=== STATED TASK ===
Report how many lines hold the word "ninguno"; give nothing but the number.

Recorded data
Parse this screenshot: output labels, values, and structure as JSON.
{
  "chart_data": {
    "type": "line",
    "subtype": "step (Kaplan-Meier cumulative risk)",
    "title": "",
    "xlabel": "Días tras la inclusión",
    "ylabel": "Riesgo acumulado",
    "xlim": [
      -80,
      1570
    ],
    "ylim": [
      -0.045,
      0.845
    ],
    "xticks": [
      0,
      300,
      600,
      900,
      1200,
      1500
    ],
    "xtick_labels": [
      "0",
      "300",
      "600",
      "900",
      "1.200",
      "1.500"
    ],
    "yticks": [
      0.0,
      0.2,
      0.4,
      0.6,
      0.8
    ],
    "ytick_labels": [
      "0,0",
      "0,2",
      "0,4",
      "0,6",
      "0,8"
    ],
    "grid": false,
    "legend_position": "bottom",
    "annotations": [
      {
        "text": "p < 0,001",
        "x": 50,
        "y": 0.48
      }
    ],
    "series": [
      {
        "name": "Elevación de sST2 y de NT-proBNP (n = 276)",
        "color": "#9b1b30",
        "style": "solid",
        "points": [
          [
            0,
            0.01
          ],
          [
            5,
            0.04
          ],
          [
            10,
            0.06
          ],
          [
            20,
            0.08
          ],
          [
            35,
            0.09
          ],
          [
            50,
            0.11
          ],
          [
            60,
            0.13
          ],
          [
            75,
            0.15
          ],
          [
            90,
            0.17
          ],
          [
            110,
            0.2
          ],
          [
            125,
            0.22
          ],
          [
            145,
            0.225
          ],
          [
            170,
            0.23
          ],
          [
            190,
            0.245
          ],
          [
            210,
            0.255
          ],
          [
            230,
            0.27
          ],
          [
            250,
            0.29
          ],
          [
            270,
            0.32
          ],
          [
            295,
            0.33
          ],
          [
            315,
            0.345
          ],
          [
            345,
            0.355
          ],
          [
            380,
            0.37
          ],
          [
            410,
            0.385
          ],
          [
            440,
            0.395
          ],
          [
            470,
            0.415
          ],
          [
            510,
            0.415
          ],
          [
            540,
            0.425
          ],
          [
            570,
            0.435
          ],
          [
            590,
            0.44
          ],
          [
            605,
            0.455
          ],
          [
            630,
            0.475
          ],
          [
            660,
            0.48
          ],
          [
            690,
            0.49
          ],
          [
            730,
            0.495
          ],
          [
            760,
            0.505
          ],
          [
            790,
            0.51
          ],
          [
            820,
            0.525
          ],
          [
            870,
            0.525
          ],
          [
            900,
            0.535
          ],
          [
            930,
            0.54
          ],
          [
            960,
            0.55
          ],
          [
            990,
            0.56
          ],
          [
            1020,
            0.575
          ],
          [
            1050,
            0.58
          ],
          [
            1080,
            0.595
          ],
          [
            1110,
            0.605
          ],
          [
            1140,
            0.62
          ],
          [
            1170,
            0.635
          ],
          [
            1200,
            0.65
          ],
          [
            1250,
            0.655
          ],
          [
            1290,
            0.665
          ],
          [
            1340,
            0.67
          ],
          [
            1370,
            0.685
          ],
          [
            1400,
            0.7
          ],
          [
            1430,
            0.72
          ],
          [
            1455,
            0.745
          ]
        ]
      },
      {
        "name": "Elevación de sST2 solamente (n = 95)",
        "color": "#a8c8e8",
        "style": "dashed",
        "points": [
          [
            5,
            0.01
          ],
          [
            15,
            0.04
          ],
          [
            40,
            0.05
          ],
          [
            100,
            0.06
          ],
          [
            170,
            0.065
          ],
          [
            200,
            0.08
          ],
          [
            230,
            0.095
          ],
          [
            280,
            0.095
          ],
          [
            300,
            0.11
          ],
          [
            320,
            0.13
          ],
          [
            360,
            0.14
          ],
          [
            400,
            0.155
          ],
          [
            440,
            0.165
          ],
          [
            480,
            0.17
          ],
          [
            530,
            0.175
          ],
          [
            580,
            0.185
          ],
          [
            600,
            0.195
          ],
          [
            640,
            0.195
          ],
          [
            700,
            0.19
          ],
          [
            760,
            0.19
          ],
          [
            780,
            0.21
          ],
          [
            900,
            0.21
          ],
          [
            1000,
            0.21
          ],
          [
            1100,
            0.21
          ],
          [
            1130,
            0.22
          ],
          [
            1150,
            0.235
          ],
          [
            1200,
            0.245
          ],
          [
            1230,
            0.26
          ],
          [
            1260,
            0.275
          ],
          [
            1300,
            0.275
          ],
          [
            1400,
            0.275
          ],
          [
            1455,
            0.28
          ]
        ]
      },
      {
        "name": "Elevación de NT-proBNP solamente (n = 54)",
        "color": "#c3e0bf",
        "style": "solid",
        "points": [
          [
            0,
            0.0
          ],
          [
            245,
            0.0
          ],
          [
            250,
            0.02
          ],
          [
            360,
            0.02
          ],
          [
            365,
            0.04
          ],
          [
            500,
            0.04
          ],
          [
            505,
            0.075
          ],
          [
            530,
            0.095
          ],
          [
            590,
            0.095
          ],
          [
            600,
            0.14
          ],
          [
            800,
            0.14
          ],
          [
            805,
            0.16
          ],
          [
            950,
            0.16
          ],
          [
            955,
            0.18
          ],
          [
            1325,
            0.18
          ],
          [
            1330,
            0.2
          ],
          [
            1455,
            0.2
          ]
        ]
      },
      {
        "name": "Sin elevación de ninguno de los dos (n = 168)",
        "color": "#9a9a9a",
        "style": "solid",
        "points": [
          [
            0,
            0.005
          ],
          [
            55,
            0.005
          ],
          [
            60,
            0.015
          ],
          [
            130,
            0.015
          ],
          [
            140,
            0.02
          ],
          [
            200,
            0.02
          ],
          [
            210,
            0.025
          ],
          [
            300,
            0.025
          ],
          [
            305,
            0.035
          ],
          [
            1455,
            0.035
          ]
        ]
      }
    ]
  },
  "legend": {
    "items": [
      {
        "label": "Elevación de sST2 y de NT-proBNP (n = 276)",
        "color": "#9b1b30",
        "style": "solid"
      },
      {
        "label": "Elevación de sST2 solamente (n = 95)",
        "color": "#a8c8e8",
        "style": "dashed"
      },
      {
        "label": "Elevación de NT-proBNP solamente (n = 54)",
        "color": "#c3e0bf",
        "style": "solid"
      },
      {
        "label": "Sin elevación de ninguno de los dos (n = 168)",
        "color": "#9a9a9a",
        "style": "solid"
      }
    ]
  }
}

=== RESPONSE TO THIS EXERCISE ===
2